Saved data entries:
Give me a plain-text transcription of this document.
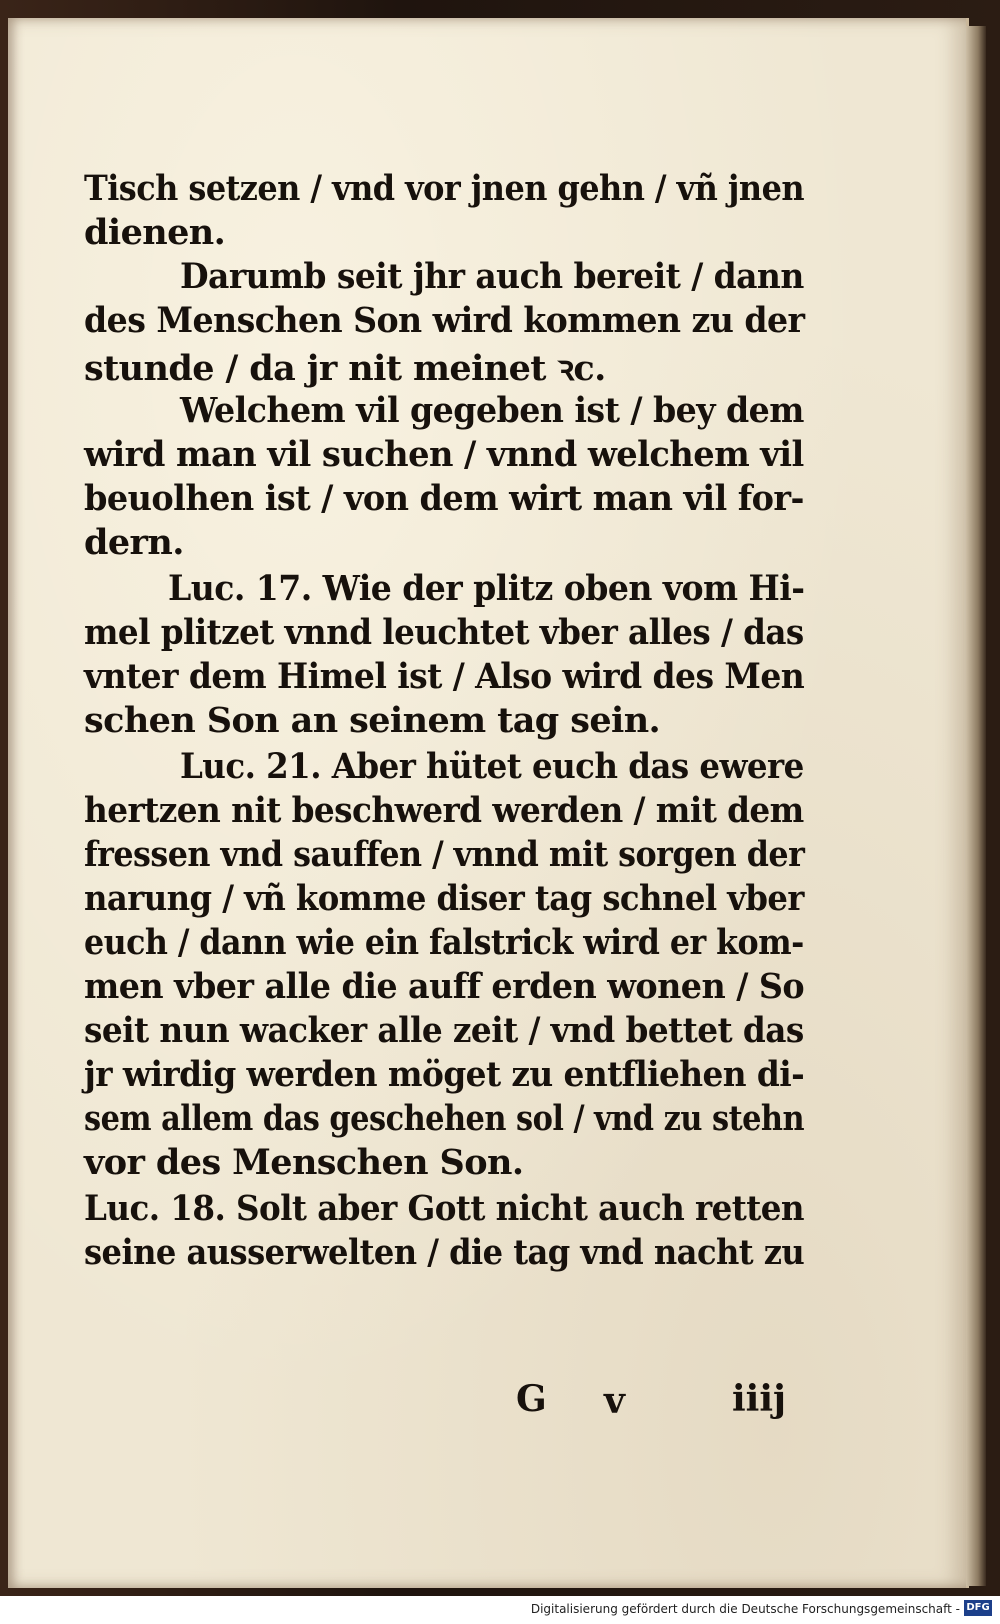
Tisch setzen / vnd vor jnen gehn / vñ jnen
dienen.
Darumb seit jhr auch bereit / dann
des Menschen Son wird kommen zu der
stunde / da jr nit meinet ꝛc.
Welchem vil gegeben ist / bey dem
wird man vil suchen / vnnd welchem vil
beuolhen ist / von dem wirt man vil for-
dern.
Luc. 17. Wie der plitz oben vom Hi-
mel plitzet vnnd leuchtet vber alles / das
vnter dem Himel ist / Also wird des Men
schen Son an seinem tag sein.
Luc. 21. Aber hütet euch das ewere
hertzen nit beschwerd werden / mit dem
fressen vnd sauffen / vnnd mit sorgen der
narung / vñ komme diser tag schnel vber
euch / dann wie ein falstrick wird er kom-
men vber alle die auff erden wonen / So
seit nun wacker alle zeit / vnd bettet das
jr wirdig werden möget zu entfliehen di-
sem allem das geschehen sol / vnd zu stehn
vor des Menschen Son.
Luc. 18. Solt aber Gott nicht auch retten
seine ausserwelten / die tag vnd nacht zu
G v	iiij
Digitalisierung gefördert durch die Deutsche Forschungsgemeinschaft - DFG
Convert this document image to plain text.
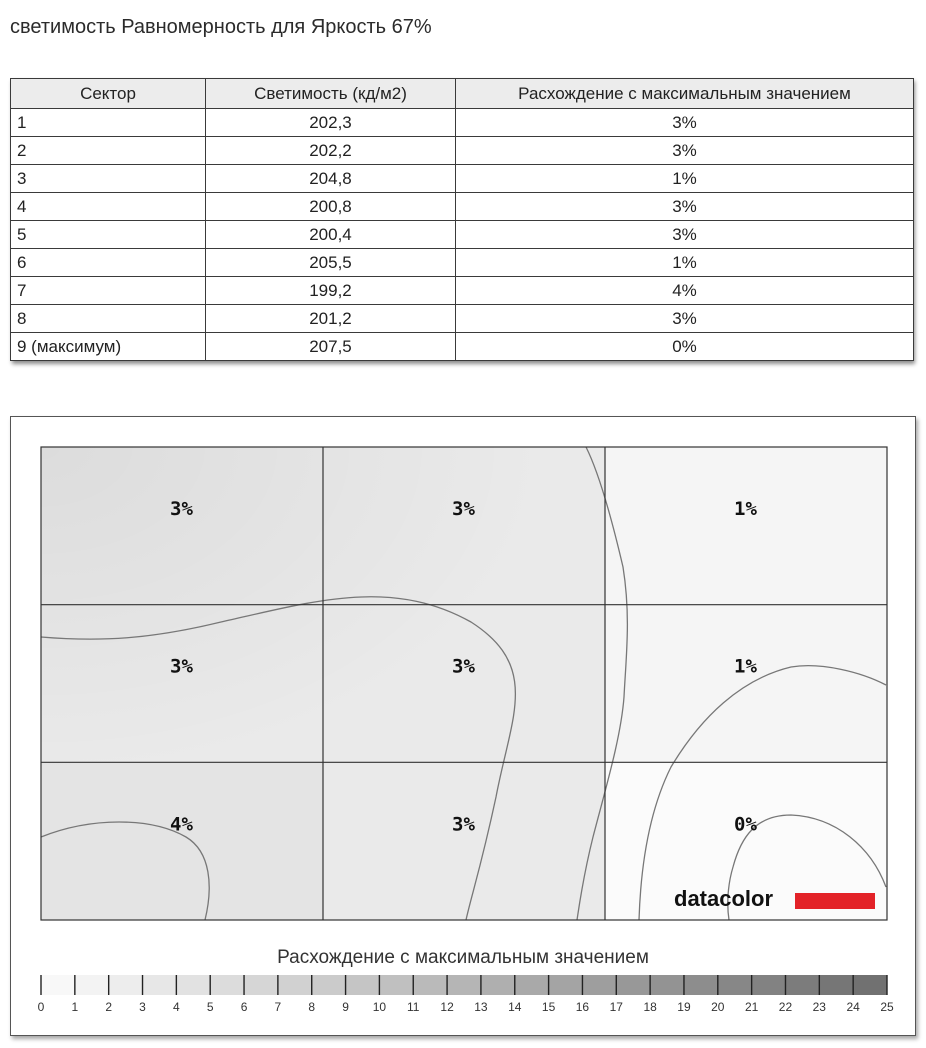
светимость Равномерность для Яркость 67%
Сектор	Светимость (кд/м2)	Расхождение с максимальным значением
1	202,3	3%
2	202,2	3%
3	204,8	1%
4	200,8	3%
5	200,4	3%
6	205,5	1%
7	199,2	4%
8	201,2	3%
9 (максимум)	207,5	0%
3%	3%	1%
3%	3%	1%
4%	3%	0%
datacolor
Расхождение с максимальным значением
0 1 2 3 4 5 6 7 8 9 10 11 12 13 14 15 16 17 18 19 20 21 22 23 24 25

WHAT YOU ARE ASKED TO DO: Locate the word "plain" in the records and collect each line it appears in.

WRITTEN REPLY:
Give me a plain-text transcription of this document.
Convert this document image to plain text.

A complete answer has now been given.